## Excerpted data
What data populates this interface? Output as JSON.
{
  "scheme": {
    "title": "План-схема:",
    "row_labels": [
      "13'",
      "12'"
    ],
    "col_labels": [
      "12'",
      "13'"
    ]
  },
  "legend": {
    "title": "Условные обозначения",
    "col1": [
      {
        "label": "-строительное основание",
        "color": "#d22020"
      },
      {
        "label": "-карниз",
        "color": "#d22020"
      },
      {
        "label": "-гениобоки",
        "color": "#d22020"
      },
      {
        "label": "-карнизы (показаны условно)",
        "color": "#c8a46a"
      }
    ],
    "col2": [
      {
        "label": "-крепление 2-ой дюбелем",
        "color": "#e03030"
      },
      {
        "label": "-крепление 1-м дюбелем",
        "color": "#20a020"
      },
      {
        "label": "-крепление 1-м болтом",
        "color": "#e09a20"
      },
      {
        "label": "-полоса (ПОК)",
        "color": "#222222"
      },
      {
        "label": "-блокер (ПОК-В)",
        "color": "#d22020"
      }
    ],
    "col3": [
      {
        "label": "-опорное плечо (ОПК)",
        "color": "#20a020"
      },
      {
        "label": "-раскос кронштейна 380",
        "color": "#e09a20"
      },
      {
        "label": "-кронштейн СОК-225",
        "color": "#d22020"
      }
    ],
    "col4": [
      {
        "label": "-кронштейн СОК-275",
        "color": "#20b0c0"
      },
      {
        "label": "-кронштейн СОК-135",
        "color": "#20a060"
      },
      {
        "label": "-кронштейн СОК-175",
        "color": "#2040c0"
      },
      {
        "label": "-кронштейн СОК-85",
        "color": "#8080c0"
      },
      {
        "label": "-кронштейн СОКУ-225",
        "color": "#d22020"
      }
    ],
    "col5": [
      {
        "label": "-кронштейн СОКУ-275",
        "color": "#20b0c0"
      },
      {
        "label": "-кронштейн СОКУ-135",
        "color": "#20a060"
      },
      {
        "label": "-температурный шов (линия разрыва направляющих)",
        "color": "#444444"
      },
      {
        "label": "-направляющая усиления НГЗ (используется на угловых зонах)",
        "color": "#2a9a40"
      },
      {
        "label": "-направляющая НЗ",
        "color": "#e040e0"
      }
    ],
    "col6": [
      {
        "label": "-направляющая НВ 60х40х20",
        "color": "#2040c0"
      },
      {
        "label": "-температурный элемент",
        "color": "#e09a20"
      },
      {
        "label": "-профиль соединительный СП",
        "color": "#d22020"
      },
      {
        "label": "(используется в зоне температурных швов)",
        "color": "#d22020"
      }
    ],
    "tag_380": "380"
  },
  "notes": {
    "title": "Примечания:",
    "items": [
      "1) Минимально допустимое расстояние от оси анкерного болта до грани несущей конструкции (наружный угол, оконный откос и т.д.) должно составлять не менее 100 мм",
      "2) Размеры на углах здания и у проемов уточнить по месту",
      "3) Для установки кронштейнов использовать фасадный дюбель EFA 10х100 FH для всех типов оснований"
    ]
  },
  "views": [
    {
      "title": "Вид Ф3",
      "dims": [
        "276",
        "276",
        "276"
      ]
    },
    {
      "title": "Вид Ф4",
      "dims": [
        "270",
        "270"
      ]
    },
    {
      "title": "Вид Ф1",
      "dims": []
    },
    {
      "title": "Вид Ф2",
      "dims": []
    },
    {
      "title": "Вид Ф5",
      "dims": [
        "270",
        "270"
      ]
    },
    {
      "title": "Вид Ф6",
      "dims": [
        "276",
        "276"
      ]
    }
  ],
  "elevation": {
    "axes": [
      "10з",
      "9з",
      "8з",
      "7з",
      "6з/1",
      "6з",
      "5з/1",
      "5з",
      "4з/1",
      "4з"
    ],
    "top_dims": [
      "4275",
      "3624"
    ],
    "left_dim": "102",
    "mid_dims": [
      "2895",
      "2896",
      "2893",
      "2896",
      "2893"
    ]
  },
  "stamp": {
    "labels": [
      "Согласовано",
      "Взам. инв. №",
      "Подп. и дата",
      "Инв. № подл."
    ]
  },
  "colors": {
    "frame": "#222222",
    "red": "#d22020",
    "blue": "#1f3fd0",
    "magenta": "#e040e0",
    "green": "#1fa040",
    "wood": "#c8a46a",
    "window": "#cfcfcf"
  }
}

## Written request
Your task is to repeat every entry exactly.

## Final result
What data populates this interface? Output as JSON.
{
  "scheme": {
    "title": "План-схема:",
    "row_labels": [
      "13'",
      "12'"
    ],
    "col_labels": [
      "12'",
      "13'"
    ]
  },
  "legend": {
    "title": "Условные обозначения",
    "col1": [
      {
        "label": "-строительное основание",
        "color": "#d22020"
      },
      {
        "label": "-карниз",
        "color": "#d22020"
      },
      {
        "label": "-гениобоки",
        "color": "#d22020"
      },
      {
        "label": "-карнизы (показаны условно)",
        "color": "#c8a46a"
      }
    ],
    "col2": [
      {
        "label": "-крепление 2-ой дюбелем",
        "color": "#e03030"
      },
      {
        "label": "-крепление 1-м дюбелем",
        "color": "#20a020"
      },
      {
        "label": "-крепление 1-м болтом",
        "color": "#e09a20"
      },
      {
        "label": "-полоса (ПОК)",
        "color": "#222222"
      },
      {
        "label": "-блокер (ПОК-В)",
        "color": "#d22020"
      }
    ],
    "col3": [
      {
        "label": "-опорное плечо (ОПК)",
        "color": "#20a020"
      },
      {
        "label": "-раскос кронштейна 380",
        "color": "#e09a20"
      },
      {
        "label": "-кронштейн СОК-225",
        "color": "#d22020"
      }
    ],
    "col4": [
      {
        "label": "-кронштейн СОК-275",
        "color": "#20b0c0"
      },
      {
        "label": "-кронштейн СОК-135",
        "color": "#20a060"
      },
      {
        "label": "-кронштейн СОК-175",
        "color": "#2040c0"
      },
      {
        "label": "-кронштейн СОК-85",
        "color": "#8080c0"
      },
      {
        "label": "-кронштейн СОКУ-225",
        "color": "#d22020"
      }
    ],
    "col5": [
      {
        "label": "-кронштейн СОКУ-275",
        "color": "#20b0c0"
      },
      {
        "label": "-кронштейн СОКУ-135",
        "color": "#20a060"
      },
      {
        "label": "-температурный шов (линия разрыва направляющих)",
        "color": "#444444"
      },
      {
        "label": "-направляющая усиления НГЗ (используется на угловых зонах)",
        "color": "#2a9a40"
      },
      {
        "label": "-направляющая НЗ",
        "color": "#e040e0"
      }
    ],
    "col6": [
      {
        "label": "-направляющая НВ 60х40х20",
        "color": "#2040c0"
      },
      {
        "label": "-температурный элемент",
        "color": "#e09a20"
      },
      {
        "label": "-профиль соединительный СП",
        "color": "#d22020"
      },
      {
        "label": "(используется в зоне температурных швов)",
        "color": "#d22020"
      }
    ],
    "tag_380": "380"
  },
  "notes": {
    "title": "Примечания:",
    "items": [
      "1) Минимально допустимое расстояние от оси анкерного болта до грани несущей конструкции (наружный угол, оконный откос и т.д.) должно составлять не менее 100 мм",
      "2) Размеры на углах здания и у проемов уточнить по месту",
      "3) Для установки кронштейнов использовать фасадный дюбель EFA 10х100 FH для всех типов оснований"
    ]
  },
  "views": [
    {
      "title": "Вид Ф3",
      "dims": [
        "276",
        "276",
        "276"
      ]
    },
    {
      "title": "Вид Ф4",
      "dims": [
        "270",
        "270"
      ]
    },
    {
      "title": "Вид Ф1",
      "dims": []
    },
    {
      "title": "Вид Ф2",
      "dims": []
    },
    {
      "title": "Вид Ф5",
      "dims": [
        "270",
        "270"
      ]
    },
    {
      "title": "Вид Ф6",
      "dims": [
        "276",
        "276"
      ]
    }
  ],
  "elevation": {
    "axes": [
      "10з",
      "9з",
      "8з",
      "7з",
      "6з/1",
      "6з",
      "5з/1",
      "5з",
      "4з/1",
      "4з"
    ],
    "top_dims": [
      "4275",
      "3624"
    ],
    "left_dim": "102",
    "mid_dims": [
      "2895",
      "2896",
      "2893",
      "2896",
      "2893"
    ]
  },
  "stamp": {
    "labels": [
      "Согласовано",
      "Взам. инв. №",
      "Подп. и дата",
      "Инв. № подл."
    ]
  },
  "colors": {
    "frame": "#222222",
    "red": "#d22020",
    "blue": "#1f3fd0",
    "magenta": "#e040e0",
    "green": "#1fa040",
    "wood": "#c8a46a",
    "window": "#cfcfcf"
  }
}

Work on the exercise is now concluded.